§ Instruction
Check every line of the material below for the string "title", and return the ones that have it.

[Dataset listings of figures]

____

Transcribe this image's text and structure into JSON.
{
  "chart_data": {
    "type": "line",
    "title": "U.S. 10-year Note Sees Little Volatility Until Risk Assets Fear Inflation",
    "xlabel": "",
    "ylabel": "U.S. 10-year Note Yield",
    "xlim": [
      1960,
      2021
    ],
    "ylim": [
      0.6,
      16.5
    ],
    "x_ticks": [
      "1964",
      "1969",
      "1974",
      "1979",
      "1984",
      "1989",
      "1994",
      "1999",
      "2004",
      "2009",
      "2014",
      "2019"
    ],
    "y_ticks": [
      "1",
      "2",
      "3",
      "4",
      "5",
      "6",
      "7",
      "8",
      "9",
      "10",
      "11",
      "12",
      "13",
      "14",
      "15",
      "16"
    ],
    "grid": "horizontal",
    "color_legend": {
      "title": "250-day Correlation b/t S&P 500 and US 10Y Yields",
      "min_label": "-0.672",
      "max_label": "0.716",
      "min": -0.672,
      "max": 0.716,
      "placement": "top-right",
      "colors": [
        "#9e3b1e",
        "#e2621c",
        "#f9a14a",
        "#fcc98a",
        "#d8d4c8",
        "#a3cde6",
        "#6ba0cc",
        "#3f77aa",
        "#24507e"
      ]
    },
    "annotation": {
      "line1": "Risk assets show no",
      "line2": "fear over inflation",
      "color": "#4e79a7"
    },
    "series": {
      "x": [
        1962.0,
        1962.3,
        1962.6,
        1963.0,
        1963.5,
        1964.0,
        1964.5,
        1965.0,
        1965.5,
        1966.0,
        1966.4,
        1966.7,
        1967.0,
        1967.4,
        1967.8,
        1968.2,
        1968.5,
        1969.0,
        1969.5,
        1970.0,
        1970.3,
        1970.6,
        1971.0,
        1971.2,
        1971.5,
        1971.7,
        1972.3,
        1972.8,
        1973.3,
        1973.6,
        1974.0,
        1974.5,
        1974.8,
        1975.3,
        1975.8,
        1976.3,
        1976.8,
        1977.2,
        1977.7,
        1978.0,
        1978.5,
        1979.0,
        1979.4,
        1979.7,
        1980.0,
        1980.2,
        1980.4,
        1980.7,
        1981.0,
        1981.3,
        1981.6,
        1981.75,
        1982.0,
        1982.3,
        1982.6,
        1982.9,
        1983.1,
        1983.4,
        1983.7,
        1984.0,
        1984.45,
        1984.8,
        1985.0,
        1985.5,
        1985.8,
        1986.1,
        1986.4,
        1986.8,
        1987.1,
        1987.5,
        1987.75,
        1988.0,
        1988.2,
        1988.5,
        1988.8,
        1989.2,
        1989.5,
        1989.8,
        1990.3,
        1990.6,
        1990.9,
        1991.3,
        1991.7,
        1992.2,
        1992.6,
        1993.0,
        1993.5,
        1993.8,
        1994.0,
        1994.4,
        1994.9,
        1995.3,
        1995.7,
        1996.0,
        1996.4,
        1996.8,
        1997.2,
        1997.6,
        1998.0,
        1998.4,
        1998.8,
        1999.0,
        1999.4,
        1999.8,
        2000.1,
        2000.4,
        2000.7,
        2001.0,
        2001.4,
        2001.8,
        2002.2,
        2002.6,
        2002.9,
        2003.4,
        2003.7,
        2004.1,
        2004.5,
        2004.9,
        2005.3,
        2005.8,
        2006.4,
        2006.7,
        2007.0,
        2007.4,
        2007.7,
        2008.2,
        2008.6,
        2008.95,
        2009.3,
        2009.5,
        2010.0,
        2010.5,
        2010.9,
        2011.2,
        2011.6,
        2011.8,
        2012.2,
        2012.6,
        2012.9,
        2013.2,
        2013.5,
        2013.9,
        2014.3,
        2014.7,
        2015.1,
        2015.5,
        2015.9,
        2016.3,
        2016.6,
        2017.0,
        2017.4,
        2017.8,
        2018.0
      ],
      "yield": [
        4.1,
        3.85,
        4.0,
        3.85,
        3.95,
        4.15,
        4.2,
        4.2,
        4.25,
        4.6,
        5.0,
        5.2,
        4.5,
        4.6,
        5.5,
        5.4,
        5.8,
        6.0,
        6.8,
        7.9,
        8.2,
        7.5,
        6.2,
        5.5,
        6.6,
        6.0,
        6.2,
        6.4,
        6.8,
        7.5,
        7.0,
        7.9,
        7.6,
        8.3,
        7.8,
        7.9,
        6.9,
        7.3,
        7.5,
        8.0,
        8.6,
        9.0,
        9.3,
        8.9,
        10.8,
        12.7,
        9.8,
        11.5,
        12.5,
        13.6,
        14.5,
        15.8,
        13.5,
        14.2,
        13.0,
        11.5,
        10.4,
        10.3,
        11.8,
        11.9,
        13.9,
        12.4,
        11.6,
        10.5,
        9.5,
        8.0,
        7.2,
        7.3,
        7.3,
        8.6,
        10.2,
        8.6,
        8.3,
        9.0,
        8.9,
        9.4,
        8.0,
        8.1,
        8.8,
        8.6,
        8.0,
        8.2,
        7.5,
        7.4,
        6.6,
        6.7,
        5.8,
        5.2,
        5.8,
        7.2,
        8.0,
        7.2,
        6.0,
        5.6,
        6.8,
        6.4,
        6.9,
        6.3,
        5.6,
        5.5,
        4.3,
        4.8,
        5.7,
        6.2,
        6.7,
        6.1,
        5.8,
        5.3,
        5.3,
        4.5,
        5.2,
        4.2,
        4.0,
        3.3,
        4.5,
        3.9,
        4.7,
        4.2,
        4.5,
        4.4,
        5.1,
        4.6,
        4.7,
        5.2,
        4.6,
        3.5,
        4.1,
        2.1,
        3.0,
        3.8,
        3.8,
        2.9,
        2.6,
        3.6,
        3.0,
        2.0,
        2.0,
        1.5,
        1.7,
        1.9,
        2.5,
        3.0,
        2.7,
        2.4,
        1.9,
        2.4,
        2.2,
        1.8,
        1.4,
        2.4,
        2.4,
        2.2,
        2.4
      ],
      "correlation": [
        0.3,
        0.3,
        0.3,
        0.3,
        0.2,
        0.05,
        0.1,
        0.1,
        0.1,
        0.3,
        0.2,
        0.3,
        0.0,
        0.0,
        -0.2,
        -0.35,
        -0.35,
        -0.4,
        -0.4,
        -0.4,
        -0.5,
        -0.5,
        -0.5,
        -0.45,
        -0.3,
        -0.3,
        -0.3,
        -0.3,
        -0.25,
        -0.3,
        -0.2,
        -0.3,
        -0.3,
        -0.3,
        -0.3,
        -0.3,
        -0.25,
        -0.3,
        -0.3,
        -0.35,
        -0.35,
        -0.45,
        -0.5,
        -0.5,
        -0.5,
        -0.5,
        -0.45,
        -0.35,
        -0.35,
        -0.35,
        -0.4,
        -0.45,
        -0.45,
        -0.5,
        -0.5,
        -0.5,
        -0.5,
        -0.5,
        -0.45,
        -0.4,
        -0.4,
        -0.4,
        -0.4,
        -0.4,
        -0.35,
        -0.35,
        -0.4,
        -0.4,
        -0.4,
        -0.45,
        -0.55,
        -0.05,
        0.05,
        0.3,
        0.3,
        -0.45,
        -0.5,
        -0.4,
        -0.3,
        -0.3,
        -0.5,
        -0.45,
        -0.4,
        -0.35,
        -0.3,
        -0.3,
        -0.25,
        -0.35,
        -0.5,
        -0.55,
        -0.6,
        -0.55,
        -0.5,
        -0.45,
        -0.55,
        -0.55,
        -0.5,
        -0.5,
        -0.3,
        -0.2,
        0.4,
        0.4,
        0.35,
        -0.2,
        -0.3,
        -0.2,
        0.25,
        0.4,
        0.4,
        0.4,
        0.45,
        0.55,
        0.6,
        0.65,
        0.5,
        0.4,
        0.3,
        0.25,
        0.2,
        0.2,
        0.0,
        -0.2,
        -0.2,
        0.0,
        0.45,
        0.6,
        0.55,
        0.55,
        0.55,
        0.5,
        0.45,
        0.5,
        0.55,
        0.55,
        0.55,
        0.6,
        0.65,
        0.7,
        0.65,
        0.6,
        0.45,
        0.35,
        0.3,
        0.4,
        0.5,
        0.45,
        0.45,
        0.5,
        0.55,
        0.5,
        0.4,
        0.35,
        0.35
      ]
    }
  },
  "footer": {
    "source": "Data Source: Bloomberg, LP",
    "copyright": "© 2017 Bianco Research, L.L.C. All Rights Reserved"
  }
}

____

§ Written answer
    "title": "U.S. 10-year Note Sees Little Volatility Until Risk Assets Fear Inflation",
      "title": "250-day Correlation b/t S&P 500 and US 10Y Yields",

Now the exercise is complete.